Every record is to be duplicated exactly as it reads, without its images.

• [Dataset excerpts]
□ □ □

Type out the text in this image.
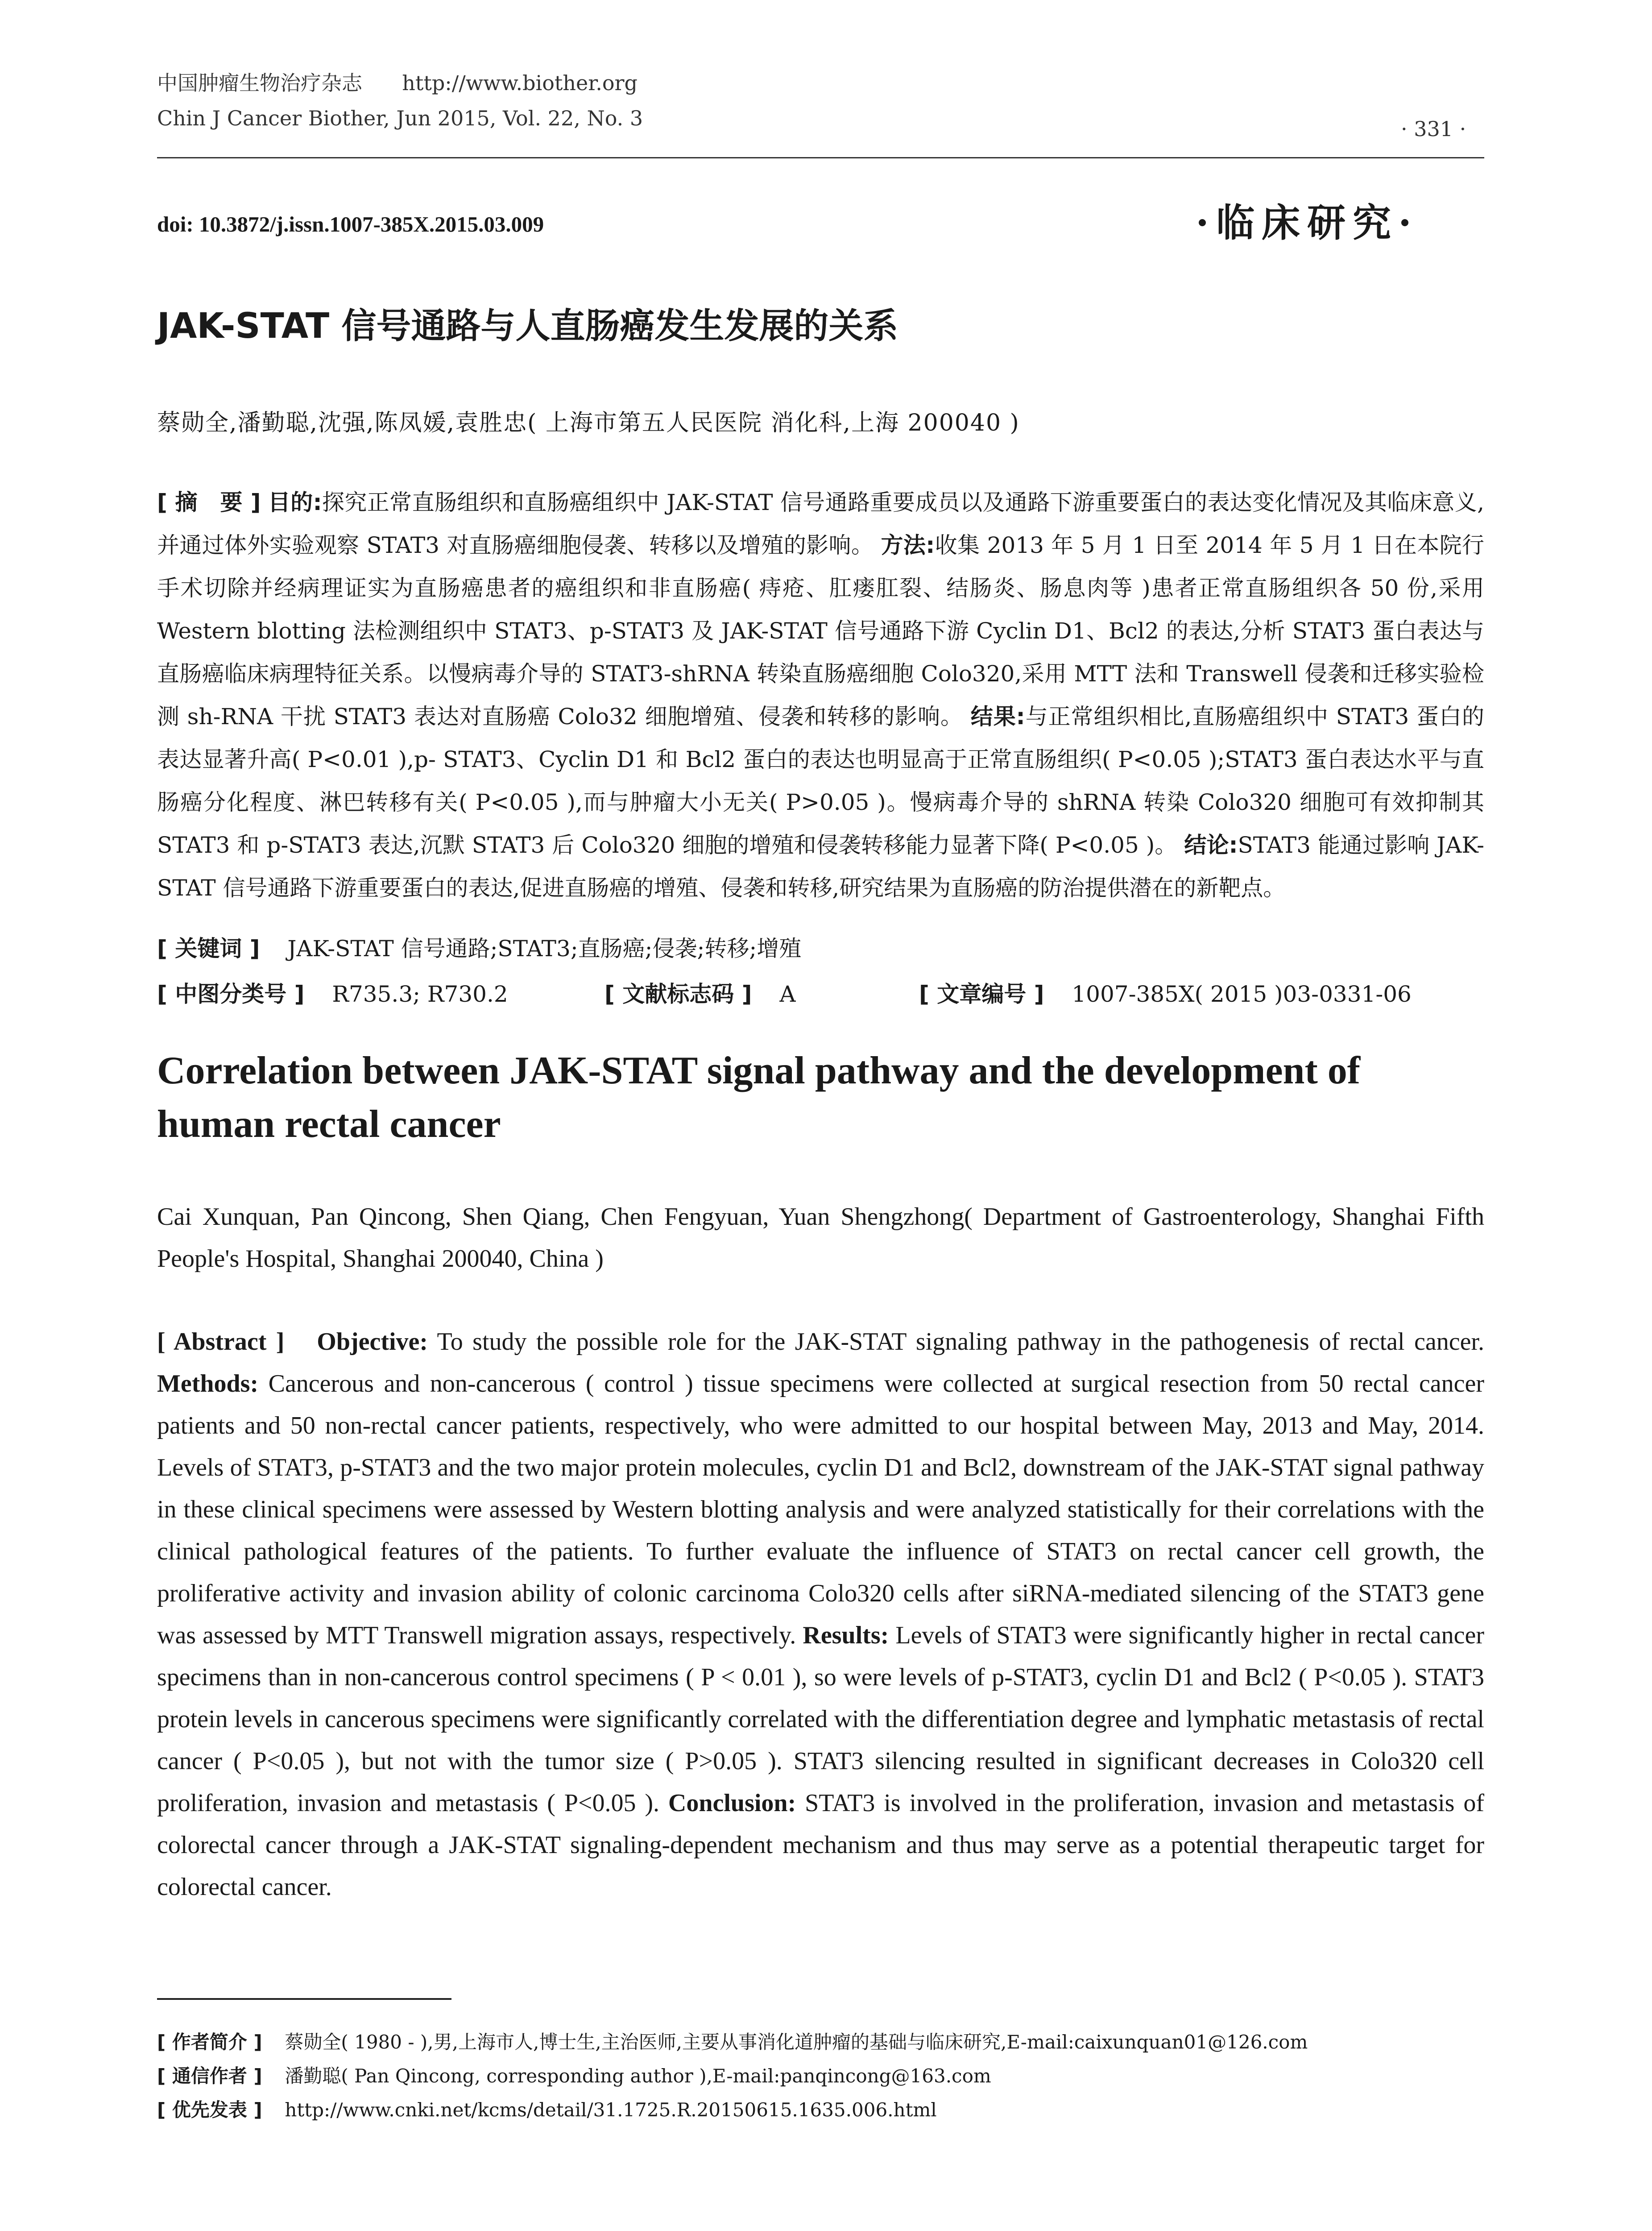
中国肿瘤生物治疗杂志 http://www.biother.org
Chin J Cancer Biother, Jun 2015, Vol. 22, No. 3	· 331 ·
doi: 10.3872/j.issn.1007-385X.2015.03.009	·临床研究·
JAK-STAT 信号通路与人直肠癌发生发展的关系
蔡勋全,潘勤聪,沈强,陈凤媛,袁胜忠( 上海市第五人民医院 消化科,上海 200040 )
[ 摘　要 ] 目的:探究正常直肠组织和直肠癌组织中 JAK-STAT 信号通路重要成员以及通路下游重要蛋白的表达变化情况及其临床意义,并通过体外实验观察 STAT3 对直肠癌细胞侵袭、转移以及增殖的影响。 方法:收集 2013 年 5 月 1 日至 2014 年 5 月 1 日在本院行手术切除并经病理证实为直肠癌患者的癌组织和非直肠癌( 痔疮、肛瘘肛裂、结肠炎、肠息肉等 )患者正常直肠组织各 50 份,采用 Western blotting 法检测组织中 STAT3、p-STAT3 及 JAK-STAT 信号通路下游 Cyclin D1、Bcl2 的表达,分析 STAT3 蛋白表达与直肠癌临床病理特征关系。以慢病毒介导的 STAT3-shRNA 转染直肠癌细胞 Colo320,采用 MTT 法和 Transwell 侵袭和迁移实验检测 sh-RNA 干扰 STAT3 表达对直肠癌 Colo32 细胞增殖、侵袭和转移的影响。 结果:与正常组织相比,直肠癌组织中 STAT3 蛋白的表达显著升高( P<0.01 ),p- STAT3、Cyclin D1 和 Bcl2 蛋白的表达也明显高于正常直肠组织( P<0.05 );STAT3 蛋白表达水平与直肠癌分化程度、淋巴转移有关( P<0.05 ),而与肿瘤大小无关( P>0.05 )。慢病毒介导的 shRNA 转染 Colo320 细胞可有效抑制其 STAT3 和 p-STAT3 表达,沉默 STAT3 后 Colo320 细胞的增殖和侵袭转移能力显著下降( P<0.05 )。 结论:STAT3 能通过影响 JAK-STAT 信号通路下游重要蛋白的表达,促进直肠癌的增殖、侵袭和转移,研究结果为直肠癌的防治提供潜在的新靶点。
[ 关键词 ] JAK-STAT 信号通路;STAT3;直肠癌;侵袭;转移;增殖
[ 中图分类号 ] R735.3; R730.2	[ 文献标志码 ] A	[ 文章编号 ] 1007-385X( 2015 )03-0331-06
Correlation between JAK-STAT signal pathway and the development of human rectal cancer
Cai Xunquan, Pan Qincong, Shen Qiang, Chen Fengyuan, Yuan Shengzhong( Department of Gastroenterology, Shanghai Fifth People's Hospital, Shanghai 200040, China )
[ Abstract ] Objective: To study the possible role for the JAK-STAT signaling pathway in the pathogenesis of rectal cancer. Methods: Cancerous and non-cancerous ( control ) tissue specimens were collected at surgical resection from 50 rectal cancer patients and 50 non-rectal cancer patients, respectively, who were admitted to our hospital between May, 2013 and May, 2014. Levels of STAT3, p-STAT3 and the two major protein molecules, cyclin D1 and Bcl2, downstream of the JAK-STAT signal pathway in these clinical specimens were assessed by Western blotting analysis and were analyzed statistically for their correlations with the clinical pathological features of the patients. To further evaluate the influence of STAT3 on rectal cancer cell growth, the proliferative activity and invasion ability of colonic carcinoma Colo320 cells after siRNA-mediated silencing of the STAT3 gene was assessed by MTT Transwell migration assays, respectively. Results: Levels of STAT3 were significantly higher in rectal cancer specimens than in non-cancerous control specimens ( P < 0.01 ), so were levels of p-STAT3, cyclin D1 and Bcl2 ( P<0.05 ). STAT3 protein levels in cancerous specimens were significantly correlated with the differentiation degree and lymphatic metastasis of rectal cancer ( P<0.05 ), but not with the tumor size ( P>0.05 ). STAT3 silencing resulted in significant decreases in Colo320 cell proliferation, invasion and metastasis ( P<0.05 ). Conclusion: STAT3 is involved in the proliferation, invasion and metastasis of colorectal cancer through a JAK-STAT signaling-dependent mechanism and thus may serve as a potential therapeutic target for colorectal cancer.
[ 作者简介 ] 蔡勋全( 1980 - ),男,上海市人,博士生,主治医师,主要从事消化道肿瘤的基础与临床研究,E-mail:caixunquan01@126.com
[ 通信作者 ] 潘勤聪( Pan Qincong, corresponding author ),E-mail:panqincong@163.com
[ 优先发表 ] http://www.cnki.net/kcms/detail/31.1725.R.20150615.1635.006.html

□ □ □

• [Solution below]
Type out the text in this image.
中国肿瘤生物治疗杂志 http://www.biother.org
Chin J Cancer Biother, Jun 2015, Vol. 22, No. 3	· 331 ·
doi: 10.3872/j.issn.1007-385X.2015.03.009	·临床研究·
JAK-STAT 信号通路与人直肠癌发生发展的关系
蔡勋全,潘勤聪,沈强,陈凤媛,袁胜忠( 上海市第五人民医院 消化科,上海 200040 )
[ 摘　要 ] 目的:探究正常直肠组织和直肠癌组织中 JAK-STAT 信号通路重要成员以及通路下游重要蛋白的表达变化情况及其临床意义,并通过体外实验观察 STAT3 对直肠癌细胞侵袭、转移以及增殖的影响。 方法:收集 2013 年 5 月 1 日至 2014 年 5 月 1 日在本院行手术切除并经病理证实为直肠癌患者的癌组织和非直肠癌( 痔疮、肛瘘肛裂、结肠炎、肠息肉等 )患者正常直肠组织各 50 份,采用 Western blotting 法检测组织中 STAT3、p-STAT3 及 JAK-STAT 信号通路下游 Cyclin D1、Bcl2 的表达,分析 STAT3 蛋白表达与直肠癌临床病理特征关系。以慢病毒介导的 STAT3-shRNA 转染直肠癌细胞 Colo320,采用 MTT 法和 Transwell 侵袭和迁移实验检测 sh-RNA 干扰 STAT3 表达对直肠癌 Colo32 细胞增殖、侵袭和转移的影响。 结果:与正常组织相比,直肠癌组织中 STAT3 蛋白的表达显著升高( P<0.01 ),p- STAT3、Cyclin D1 和 Bcl2 蛋白的表达也明显高于正常直肠组织( P<0.05 );STAT3 蛋白表达水平与直肠癌分化程度、淋巴转移有关( P<0.05 ),而与肿瘤大小无关( P>0.05 )。慢病毒介导的 shRNA 转染 Colo320 细胞可有效抑制其 STAT3 和 p-STAT3 表达,沉默 STAT3 后 Colo320 细胞的增殖和侵袭转移能力显著下降( P<0.05 )。 结论:STAT3 能通过影响 JAK-STAT 信号通路下游重要蛋白的表达,促进直肠癌的增殖、侵袭和转移,研究结果为直肠癌的防治提供潜在的新靶点。
[ 关键词 ] JAK-STAT 信号通路;STAT3;直肠癌;侵袭;转移;增殖
[ 中图分类号 ] R735.3; R730.2	[ 文献标志码 ] A	[ 文章编号 ] 1007-385X( 2015 )03-0331-06
Correlation between JAK-STAT signal pathway and the development of human rectal cancer
Cai Xunquan, Pan Qincong, Shen Qiang, Chen Fengyuan, Yuan Shengzhong( Department of Gastroenterology, Shanghai Fifth People's Hospital, Shanghai 200040, China )
[ Abstract ] Objective: To study the possible role for the JAK-STAT signaling pathway in the pathogenesis of rectal cancer. Methods: Cancerous and non-cancerous ( control ) tissue specimens were collected at surgical resection from 50 rectal cancer patients and 50 non-rectal cancer patients, respectively, who were admitted to our hospital between May, 2013 and May, 2014. Levels of STAT3, p-STAT3 and the two major protein molecules, cyclin D1 and Bcl2, downstream of the JAK-STAT signal pathway in these clinical specimens were assessed by Western blotting analysis and were analyzed statistically for their correlations with the clinical pathological features of the patients. To further evaluate the influence of STAT3 on rectal cancer cell growth, the proliferative activity and invasion ability of colonic carcinoma Colo320 cells after siRNA-mediated silencing of the STAT3 gene was assessed by MTT Transwell migration assays, respectively. Results: Levels of STAT3 were significantly higher in rectal cancer specimens than in non-cancerous control specimens ( P < 0.01 ), so were levels of p-STAT3, cyclin D1 and Bcl2 ( P<0.05 ). STAT3 protein levels in cancerous specimens were significantly correlated with the differentiation degree and lymphatic metastasis of rectal cancer ( P<0.05 ), but not with the tumor size ( P>0.05 ). STAT3 silencing resulted in significant decreases in Colo320 cell proliferation, invasion and metastasis ( P<0.05 ). Conclusion: STAT3 is involved in the proliferation, invasion and metastasis of colorectal cancer through a JAK-STAT signaling-dependent mechanism and thus may serve as a potential therapeutic target for colorectal cancer.
[ 作者简介 ] 蔡勋全( 1980 - ),男,上海市人,博士生,主治医师,主要从事消化道肿瘤的基础与临床研究,E-mail:caixunquan01@126.com
[ 通信作者 ] 潘勤聪( Pan Qincong, corresponding author ),E-mail:panqincong@163.com
[ 优先发表 ] http://www.cnki.net/kcms/detail/31.1725.R.20150615.1635.006.html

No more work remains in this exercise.